-- start of Material provided --

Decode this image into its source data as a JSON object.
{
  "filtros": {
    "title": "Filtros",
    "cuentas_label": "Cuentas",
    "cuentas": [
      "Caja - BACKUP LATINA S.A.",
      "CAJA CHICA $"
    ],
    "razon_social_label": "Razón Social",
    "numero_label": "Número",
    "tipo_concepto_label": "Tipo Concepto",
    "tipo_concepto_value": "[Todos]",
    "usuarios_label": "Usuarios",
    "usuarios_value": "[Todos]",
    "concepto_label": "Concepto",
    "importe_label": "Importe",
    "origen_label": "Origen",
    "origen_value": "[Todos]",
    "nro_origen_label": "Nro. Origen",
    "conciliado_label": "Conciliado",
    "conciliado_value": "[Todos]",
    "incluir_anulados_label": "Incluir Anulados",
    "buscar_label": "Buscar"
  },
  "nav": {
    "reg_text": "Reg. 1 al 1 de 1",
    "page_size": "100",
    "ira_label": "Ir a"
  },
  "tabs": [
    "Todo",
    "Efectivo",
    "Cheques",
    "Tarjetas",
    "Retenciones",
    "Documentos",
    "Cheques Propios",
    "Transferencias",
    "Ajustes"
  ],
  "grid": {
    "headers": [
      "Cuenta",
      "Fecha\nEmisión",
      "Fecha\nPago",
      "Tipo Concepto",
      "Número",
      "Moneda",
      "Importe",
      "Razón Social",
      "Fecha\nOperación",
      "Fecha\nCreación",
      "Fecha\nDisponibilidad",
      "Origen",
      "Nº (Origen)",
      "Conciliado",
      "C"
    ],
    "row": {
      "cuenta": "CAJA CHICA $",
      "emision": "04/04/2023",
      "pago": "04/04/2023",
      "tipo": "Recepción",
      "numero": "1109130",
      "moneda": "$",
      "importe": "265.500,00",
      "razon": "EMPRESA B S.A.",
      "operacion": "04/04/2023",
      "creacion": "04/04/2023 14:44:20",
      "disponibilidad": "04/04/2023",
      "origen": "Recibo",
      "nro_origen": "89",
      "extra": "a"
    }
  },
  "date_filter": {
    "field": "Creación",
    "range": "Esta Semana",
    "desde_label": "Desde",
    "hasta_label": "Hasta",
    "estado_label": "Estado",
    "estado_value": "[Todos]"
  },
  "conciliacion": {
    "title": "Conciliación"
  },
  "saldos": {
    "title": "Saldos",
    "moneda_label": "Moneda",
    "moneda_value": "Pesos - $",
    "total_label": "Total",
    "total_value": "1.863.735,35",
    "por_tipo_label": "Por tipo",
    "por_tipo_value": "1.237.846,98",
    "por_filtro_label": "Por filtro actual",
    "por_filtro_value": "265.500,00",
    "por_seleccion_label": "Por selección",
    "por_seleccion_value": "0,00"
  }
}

-- end of Material provided --

What is needed: Reproduce all of the data exactly as given.

Solution:
Decode this image into its source data as a JSON object.
{
  "filtros": {
    "title": "Filtros",
    "cuentas_label": "Cuentas",
    "cuentas": [
      "Caja - BACKUP LATINA S.A.",
      "CAJA CHICA $"
    ],
    "razon_social_label": "Razón Social",
    "numero_label": "Número",
    "tipo_concepto_label": "Tipo Concepto",
    "tipo_concepto_value": "[Todos]",
    "usuarios_label": "Usuarios",
    "usuarios_value": "[Todos]",
    "concepto_label": "Concepto",
    "importe_label": "Importe",
    "origen_label": "Origen",
    "origen_value": "[Todos]",
    "nro_origen_label": "Nro. Origen",
    "conciliado_label": "Conciliado",
    "conciliado_value": "[Todos]",
    "incluir_anulados_label": "Incluir Anulados",
    "buscar_label": "Buscar"
  },
  "nav": {
    "reg_text": "Reg. 1 al 1 de 1",
    "page_size": "100",
    "ira_label": "Ir a"
  },
  "tabs": [
    "Todo",
    "Efectivo",
    "Cheques",
    "Tarjetas",
    "Retenciones",
    "Documentos",
    "Cheques Propios",
    "Transferencias",
    "Ajustes"
  ],
  "grid": {
    "headers": [
      "Cuenta",
      "Fecha\nEmisión",
      "Fecha\nPago",
      "Tipo Concepto",
      "Número",
      "Moneda",
      "Importe",
      "Razón Social",
      "Fecha\nOperación",
      "Fecha\nCreación",
      "Fecha\nDisponibilidad",
      "Origen",
      "Nº (Origen)",
      "Conciliado",
      "C"
    ],
    "row": {
      "cuenta": "CAJA CHICA $",
      "emision": "04/04/2023",
      "pago": "04/04/2023",
      "tipo": "Recepción",
      "numero": "1109130",
      "moneda": "$",
      "importe": "265.500,00",
      "razon": "EMPRESA B S.A.",
      "operacion": "04/04/2023",
      "creacion": "04/04/2023 14:44:20",
      "disponibilidad": "04/04/2023",
      "origen": "Recibo",
      "nro_origen": "89",
      "extra": "a"
    }
  },
  "date_filter": {
    "field": "Creación",
    "range": "Esta Semana",
    "desde_label": "Desde",
    "hasta_label": "Hasta",
    "estado_label": "Estado",
    "estado_value": "[Todos]"
  },
  "conciliacion": {
    "title": "Conciliación"
  },
  "saldos": {
    "title": "Saldos",
    "moneda_label": "Moneda",
    "moneda_value": "Pesos - $",
    "total_label": "Total",
    "total_value": "1.863.735,35",
    "por_tipo_label": "Por tipo",
    "por_tipo_value": "1.237.846,98",
    "por_filtro_label": "Por filtro actual",
    "por_filtro_value": "265.500,00",
    "por_seleccion_label": "Por selección",
    "por_seleccion_value": "0,00"
  }
}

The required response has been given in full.